**Work to be completed:**
Copy out each line containing "ordered" from the entries below.

**Dataset excerpts:**
"""

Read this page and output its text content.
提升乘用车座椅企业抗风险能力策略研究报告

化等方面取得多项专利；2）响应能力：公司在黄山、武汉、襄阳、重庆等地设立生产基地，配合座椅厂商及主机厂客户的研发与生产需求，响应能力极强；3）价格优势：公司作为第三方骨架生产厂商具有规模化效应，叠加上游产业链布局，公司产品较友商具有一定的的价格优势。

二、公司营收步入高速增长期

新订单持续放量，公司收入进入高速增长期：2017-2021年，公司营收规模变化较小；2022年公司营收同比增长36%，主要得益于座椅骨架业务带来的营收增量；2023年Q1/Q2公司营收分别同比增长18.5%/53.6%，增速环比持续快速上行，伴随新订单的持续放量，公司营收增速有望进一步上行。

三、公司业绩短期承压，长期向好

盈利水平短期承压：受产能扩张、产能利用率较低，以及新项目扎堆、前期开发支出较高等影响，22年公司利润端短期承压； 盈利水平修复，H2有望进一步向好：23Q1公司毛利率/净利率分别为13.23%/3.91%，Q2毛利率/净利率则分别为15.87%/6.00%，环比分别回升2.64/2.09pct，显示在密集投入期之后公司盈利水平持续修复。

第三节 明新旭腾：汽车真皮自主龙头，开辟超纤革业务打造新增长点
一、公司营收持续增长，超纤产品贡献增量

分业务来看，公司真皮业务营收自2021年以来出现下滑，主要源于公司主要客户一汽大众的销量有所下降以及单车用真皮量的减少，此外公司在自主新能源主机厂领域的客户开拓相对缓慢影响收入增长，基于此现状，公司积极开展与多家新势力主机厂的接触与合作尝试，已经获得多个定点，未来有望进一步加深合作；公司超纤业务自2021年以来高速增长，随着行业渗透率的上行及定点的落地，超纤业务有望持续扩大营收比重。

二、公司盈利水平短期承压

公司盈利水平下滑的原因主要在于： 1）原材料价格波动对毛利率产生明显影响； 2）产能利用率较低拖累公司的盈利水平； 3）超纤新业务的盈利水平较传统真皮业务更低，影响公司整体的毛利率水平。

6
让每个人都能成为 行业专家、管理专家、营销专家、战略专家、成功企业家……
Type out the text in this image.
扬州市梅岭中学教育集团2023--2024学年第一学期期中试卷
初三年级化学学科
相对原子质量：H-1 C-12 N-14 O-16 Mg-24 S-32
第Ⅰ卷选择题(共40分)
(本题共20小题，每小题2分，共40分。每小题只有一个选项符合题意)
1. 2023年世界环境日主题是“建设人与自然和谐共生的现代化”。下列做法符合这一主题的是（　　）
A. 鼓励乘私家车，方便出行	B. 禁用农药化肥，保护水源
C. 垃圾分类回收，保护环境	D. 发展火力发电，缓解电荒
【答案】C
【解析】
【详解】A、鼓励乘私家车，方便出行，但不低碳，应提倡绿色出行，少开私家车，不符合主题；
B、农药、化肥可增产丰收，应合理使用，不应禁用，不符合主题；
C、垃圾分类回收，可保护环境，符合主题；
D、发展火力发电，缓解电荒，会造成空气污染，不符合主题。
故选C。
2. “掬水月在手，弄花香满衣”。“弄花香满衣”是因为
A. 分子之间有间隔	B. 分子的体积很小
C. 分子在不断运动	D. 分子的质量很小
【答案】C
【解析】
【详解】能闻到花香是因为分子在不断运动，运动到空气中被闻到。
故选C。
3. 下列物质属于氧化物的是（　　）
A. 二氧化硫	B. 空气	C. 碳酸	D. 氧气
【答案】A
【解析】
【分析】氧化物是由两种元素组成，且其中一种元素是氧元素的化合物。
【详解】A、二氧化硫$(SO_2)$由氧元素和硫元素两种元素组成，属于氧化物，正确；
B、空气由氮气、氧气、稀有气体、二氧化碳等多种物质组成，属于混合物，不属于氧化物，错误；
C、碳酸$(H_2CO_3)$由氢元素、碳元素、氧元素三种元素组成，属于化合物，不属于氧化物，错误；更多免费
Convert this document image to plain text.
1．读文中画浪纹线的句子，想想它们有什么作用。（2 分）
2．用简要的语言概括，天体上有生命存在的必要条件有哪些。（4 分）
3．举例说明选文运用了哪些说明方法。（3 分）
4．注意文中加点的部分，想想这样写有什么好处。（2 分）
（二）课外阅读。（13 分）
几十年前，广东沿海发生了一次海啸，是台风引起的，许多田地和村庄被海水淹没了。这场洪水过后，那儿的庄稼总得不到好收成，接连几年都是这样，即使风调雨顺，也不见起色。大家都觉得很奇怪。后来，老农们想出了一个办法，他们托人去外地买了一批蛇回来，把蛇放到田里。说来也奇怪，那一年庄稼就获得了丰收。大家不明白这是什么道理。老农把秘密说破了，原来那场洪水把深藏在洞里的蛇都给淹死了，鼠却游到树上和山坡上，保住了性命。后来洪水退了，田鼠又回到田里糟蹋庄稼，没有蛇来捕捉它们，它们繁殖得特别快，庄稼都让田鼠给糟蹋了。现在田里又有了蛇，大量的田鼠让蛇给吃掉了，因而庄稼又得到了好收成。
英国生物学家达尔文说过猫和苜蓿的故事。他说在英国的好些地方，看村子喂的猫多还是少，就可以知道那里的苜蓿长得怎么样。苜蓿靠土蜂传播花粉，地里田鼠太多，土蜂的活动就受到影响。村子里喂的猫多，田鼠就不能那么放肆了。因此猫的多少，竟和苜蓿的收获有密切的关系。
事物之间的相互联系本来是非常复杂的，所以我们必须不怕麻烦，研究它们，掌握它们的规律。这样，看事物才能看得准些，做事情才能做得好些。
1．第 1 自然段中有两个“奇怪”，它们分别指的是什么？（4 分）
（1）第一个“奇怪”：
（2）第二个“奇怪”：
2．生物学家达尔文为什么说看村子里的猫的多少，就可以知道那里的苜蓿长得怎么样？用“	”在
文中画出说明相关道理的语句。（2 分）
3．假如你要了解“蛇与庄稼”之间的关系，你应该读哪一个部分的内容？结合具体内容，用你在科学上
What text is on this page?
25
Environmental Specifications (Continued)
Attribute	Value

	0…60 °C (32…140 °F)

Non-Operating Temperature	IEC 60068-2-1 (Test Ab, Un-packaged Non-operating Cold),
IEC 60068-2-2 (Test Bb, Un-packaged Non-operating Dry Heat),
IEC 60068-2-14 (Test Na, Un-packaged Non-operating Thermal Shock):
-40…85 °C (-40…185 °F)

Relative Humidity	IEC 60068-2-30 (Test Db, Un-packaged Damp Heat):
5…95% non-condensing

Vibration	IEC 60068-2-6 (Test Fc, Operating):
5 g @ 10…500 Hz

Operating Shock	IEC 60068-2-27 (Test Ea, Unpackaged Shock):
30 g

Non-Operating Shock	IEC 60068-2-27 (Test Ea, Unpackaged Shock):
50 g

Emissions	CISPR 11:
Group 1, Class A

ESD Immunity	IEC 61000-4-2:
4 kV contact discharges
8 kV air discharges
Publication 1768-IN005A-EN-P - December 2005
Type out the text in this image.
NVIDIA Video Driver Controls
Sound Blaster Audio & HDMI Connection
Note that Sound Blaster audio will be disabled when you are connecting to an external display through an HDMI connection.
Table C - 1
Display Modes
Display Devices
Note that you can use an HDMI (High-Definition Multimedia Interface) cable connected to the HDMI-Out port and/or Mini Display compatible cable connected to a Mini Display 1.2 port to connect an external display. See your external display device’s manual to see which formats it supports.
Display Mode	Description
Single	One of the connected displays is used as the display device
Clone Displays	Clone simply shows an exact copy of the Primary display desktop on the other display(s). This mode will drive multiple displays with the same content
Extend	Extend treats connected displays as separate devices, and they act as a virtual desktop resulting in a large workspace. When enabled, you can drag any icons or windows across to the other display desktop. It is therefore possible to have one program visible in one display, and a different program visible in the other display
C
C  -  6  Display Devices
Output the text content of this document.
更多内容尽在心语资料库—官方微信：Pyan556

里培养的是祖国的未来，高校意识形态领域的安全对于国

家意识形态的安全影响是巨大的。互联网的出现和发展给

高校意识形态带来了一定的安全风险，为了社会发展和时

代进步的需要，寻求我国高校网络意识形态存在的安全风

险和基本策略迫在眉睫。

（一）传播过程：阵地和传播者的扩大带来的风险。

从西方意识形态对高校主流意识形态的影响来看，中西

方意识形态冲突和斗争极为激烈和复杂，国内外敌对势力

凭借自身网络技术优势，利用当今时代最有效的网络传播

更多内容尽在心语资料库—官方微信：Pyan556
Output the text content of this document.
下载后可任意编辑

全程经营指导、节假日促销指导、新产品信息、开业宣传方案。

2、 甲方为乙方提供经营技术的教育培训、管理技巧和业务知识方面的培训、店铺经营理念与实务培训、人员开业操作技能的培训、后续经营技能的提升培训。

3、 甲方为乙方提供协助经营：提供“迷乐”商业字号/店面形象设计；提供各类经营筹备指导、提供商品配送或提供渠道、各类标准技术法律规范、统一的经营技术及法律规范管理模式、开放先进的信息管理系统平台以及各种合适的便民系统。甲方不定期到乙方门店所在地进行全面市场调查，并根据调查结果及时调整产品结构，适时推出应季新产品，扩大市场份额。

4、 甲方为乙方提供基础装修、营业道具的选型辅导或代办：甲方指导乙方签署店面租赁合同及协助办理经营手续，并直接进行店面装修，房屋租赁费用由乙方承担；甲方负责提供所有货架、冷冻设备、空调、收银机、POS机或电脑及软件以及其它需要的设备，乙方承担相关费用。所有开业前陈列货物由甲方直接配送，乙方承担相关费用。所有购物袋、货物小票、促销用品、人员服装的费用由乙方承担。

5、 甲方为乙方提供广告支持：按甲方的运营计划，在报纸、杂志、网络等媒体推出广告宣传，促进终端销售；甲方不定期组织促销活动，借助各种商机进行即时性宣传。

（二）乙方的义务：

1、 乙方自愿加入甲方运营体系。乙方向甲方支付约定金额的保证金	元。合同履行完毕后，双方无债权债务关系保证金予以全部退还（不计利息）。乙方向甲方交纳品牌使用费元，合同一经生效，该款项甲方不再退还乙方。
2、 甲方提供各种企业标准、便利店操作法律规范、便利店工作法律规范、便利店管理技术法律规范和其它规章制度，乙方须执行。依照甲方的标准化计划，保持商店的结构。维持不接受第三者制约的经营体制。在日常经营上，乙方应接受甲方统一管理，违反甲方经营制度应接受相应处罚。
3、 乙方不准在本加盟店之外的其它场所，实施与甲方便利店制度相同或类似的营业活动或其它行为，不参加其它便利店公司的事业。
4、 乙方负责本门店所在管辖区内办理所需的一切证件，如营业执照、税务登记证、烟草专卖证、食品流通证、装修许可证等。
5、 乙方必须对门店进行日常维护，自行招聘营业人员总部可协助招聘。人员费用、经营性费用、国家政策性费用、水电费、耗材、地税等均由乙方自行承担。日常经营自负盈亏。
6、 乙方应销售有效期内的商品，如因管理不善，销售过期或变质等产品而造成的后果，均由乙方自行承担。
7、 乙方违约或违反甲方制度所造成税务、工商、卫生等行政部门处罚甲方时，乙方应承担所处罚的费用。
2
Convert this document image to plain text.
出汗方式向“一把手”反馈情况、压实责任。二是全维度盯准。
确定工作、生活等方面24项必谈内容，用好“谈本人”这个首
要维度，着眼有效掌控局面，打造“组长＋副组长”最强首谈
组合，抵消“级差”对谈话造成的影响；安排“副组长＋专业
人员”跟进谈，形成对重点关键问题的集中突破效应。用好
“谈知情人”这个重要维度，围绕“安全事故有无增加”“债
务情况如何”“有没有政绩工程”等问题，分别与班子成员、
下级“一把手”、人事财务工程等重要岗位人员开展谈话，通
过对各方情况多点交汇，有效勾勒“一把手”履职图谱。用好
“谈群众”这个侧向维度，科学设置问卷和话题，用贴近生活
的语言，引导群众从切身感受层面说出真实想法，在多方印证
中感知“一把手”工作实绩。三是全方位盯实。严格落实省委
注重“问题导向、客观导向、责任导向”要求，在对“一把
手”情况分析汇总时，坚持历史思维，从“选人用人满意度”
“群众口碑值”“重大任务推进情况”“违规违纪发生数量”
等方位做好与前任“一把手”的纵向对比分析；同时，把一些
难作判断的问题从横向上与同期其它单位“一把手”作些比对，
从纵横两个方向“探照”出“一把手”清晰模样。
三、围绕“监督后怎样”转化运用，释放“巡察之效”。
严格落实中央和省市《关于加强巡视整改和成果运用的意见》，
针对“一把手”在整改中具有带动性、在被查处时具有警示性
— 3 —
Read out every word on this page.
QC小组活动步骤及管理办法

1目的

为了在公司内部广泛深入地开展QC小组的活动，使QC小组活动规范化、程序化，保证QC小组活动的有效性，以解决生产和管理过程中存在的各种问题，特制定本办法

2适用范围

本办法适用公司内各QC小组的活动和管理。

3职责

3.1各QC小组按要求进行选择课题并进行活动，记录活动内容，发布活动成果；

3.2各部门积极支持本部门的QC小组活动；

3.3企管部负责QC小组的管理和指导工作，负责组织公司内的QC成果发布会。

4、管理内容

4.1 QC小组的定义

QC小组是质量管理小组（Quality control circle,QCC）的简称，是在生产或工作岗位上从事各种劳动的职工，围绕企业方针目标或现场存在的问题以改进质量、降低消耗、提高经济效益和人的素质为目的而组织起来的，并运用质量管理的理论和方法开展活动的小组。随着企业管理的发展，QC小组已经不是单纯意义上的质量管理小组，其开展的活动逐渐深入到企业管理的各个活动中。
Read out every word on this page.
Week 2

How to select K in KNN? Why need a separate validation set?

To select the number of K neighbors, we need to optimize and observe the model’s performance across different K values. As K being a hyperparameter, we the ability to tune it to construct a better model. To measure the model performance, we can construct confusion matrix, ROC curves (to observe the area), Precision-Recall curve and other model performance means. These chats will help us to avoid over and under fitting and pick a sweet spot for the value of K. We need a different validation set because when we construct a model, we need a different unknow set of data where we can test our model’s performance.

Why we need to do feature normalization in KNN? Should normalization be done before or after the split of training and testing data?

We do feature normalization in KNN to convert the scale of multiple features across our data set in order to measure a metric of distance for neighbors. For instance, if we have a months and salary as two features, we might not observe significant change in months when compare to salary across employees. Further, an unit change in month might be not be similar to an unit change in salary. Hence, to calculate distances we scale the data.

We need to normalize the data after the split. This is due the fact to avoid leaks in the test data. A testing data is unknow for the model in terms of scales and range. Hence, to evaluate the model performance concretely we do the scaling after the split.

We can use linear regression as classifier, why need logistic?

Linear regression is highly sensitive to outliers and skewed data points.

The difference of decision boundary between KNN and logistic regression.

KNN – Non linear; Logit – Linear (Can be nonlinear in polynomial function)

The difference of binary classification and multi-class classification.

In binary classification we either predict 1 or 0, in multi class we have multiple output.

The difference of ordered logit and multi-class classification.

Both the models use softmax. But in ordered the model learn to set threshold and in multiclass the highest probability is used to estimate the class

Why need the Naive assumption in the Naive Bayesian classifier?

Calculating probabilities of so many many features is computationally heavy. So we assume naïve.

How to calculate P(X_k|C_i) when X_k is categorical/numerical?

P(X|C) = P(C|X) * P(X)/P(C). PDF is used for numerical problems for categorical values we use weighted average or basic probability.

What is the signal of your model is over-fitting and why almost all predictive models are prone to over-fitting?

"""

**Solution to the problem:**
The difference of ordered logit and multi-class classification.
Both the models use softmax. But in ordered the model learn to set threshold and in multiclass the highest probability is used to estimate the class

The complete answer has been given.